## START Given passage

Industry Asset Revaluations around Public and Private Acquisitions

Philip Valta is a Professor of Finance at University of Bern. This post is based on an article forthcoming in the Journal of Financial Economics by Professor Valta, Professor François Derrien, Professor Laurent Frésard, and Professor Victoria Slabik.

Summary of the findings:

We study whether M&A activity improves the informational efficiency of financial markets – i.e., the ability of asset prices to reflect accurately fundamentals. The motivation for our analysis takes roots in two well-known observations. First, announcements of M&A transactions are important events that are closely followed by market participants as they reveal new information about the value of merging firms (e.g., the expected synergies), but also about their respective industries. Second, M&A transactions tend to occur when the market prices of real assets diverge from their fundamental values. To the extent that corporate insiders are better informed about fundamentals than investors (i.e., outsiders) are, they can profit by buying undervalued assets. We posit that when they do so, part of their private information is revealed to outsiders, who can then use this information to revalue other assets in the same industry. A central pillar of financial economics is that information-based trading renders financial markets more informationally efficient. We investigate whether trading in real assets by informed corporate managers might have similar implications. We label this hypothesis the “revaluation” hypothesis.

## END Given passage
## START Raw data

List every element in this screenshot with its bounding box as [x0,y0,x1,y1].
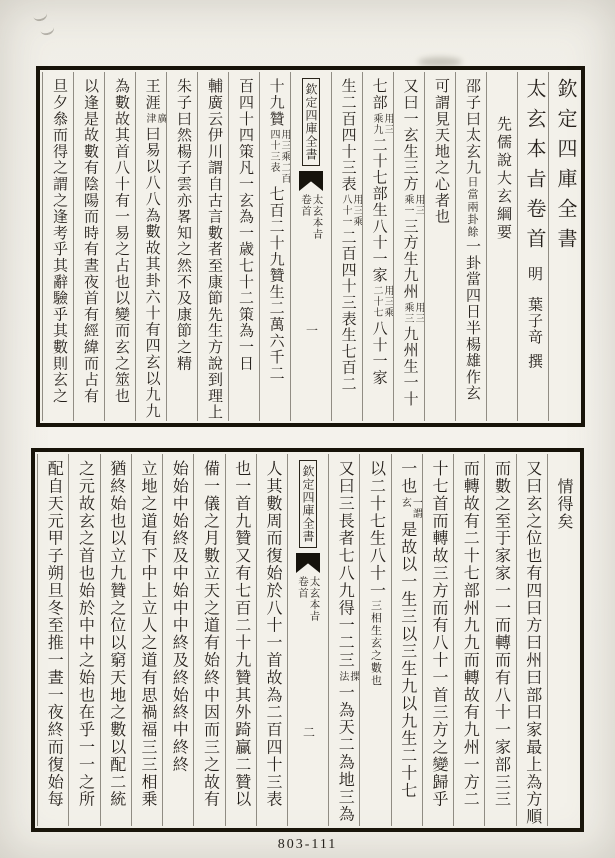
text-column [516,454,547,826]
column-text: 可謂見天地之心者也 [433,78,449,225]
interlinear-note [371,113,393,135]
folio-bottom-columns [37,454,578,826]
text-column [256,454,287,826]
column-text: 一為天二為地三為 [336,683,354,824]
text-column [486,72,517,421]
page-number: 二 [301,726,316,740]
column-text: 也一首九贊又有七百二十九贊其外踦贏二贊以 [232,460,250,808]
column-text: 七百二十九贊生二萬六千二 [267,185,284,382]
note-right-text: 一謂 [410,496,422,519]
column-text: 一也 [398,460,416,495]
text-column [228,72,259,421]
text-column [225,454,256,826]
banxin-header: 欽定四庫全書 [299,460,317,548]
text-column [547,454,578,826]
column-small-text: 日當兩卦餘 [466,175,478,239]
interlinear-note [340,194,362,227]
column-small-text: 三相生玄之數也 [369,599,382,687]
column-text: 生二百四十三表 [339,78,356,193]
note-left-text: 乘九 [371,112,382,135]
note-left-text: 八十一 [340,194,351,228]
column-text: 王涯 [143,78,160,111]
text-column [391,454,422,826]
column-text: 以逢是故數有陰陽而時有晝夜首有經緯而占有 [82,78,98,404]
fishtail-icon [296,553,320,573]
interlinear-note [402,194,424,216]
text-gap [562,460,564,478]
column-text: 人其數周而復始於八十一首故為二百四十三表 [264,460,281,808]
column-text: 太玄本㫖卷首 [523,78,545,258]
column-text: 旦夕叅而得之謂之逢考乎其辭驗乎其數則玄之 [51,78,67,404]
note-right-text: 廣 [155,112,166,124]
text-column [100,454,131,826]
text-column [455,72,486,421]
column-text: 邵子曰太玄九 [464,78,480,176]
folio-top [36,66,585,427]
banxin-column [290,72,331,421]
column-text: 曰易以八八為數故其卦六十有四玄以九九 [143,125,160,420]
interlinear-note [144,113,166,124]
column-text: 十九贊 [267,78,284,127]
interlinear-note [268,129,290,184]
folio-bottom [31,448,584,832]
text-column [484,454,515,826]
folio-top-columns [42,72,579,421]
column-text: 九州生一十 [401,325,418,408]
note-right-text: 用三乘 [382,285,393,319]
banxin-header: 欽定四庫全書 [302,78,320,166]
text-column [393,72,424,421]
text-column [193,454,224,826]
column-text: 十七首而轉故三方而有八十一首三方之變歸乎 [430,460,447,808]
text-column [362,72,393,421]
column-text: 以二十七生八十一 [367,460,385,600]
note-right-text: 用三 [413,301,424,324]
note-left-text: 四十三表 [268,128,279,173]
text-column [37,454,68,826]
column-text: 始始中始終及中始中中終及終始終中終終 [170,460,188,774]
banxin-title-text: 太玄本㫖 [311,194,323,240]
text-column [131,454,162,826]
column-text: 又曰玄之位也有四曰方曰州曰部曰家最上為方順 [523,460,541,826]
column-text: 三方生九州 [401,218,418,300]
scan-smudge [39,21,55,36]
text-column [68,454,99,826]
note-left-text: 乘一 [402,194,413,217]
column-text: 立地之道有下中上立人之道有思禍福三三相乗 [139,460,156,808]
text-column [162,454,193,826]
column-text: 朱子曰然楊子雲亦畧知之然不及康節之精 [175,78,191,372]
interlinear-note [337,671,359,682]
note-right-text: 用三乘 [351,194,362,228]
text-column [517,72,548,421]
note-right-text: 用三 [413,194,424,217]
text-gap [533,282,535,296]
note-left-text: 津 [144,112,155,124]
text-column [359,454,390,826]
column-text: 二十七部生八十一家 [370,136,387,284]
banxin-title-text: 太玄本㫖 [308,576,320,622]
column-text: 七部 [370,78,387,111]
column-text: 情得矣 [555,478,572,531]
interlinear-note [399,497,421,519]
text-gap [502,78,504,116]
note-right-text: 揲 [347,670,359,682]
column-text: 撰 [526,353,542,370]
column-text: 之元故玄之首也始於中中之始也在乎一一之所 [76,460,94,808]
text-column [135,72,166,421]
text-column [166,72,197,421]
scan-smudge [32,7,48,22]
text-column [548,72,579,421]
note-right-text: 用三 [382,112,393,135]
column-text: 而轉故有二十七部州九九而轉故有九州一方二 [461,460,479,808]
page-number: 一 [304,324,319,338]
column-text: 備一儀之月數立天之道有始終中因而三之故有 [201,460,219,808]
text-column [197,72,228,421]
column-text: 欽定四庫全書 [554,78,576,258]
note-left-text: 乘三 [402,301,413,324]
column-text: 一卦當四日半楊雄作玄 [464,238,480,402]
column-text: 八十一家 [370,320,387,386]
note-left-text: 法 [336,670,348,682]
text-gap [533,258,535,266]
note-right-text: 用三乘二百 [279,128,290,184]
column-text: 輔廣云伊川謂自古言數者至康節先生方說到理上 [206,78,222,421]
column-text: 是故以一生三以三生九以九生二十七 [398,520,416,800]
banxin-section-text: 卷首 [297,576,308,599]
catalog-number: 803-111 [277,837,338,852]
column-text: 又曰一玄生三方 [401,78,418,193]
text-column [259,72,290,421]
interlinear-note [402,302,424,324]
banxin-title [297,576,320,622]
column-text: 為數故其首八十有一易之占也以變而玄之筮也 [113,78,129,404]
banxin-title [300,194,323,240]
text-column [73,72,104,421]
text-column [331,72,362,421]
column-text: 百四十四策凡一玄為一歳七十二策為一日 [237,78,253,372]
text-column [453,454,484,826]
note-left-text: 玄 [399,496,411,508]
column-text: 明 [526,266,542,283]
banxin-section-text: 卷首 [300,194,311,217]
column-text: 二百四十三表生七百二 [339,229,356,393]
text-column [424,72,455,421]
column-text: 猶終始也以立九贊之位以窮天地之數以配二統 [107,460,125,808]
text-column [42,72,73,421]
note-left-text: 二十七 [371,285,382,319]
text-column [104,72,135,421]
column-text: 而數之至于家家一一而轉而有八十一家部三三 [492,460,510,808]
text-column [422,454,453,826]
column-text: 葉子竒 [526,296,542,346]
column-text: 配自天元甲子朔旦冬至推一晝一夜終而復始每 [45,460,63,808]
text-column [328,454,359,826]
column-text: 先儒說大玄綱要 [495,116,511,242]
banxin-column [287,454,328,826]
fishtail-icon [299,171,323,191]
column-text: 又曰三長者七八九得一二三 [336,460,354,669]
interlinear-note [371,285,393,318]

## END Raw data

▸ **Written exercise 1**
Who are the authors of the article that the post on industry asset revaluations is based on, by full name?
▸ **Written exercise 2**
Write a continuation of the post on industry asset revaluations, starting after its final sentence.
Nothing in the records is needed here.

▸ **Exercise response 1**
Philip Valta, François Derrien, Laurent Frésard, Victoria Slabik

▸ **Exercise response 2**
Testing this hypothesis is challenging because stock prices are affected by both non-fundamental factors and information related to the fundamental implications of the transactions. For example, the revaluation of firms involved in a transaction may reflect expected operational synergies, the price paid for the assets, or anticipated management changes. To overcome this challenge, we study the revaluations of horizontal peers that are not involved in the transactions. This approach offers two important advantages. First, peers’ revaluations are arguably less related to information specific to the transaction and the involved firms and are thus more likely to capture information pertaining to the stand-alone value of assets in the industry. Second, we can exploit the variation in the revaluations across deals and peers to develop a novel discriminant prediction of the revaluation hypothesis: The sign of peers’ revaluation around horizontal deals should depend on the ownership status of the target company (i.e., private or public).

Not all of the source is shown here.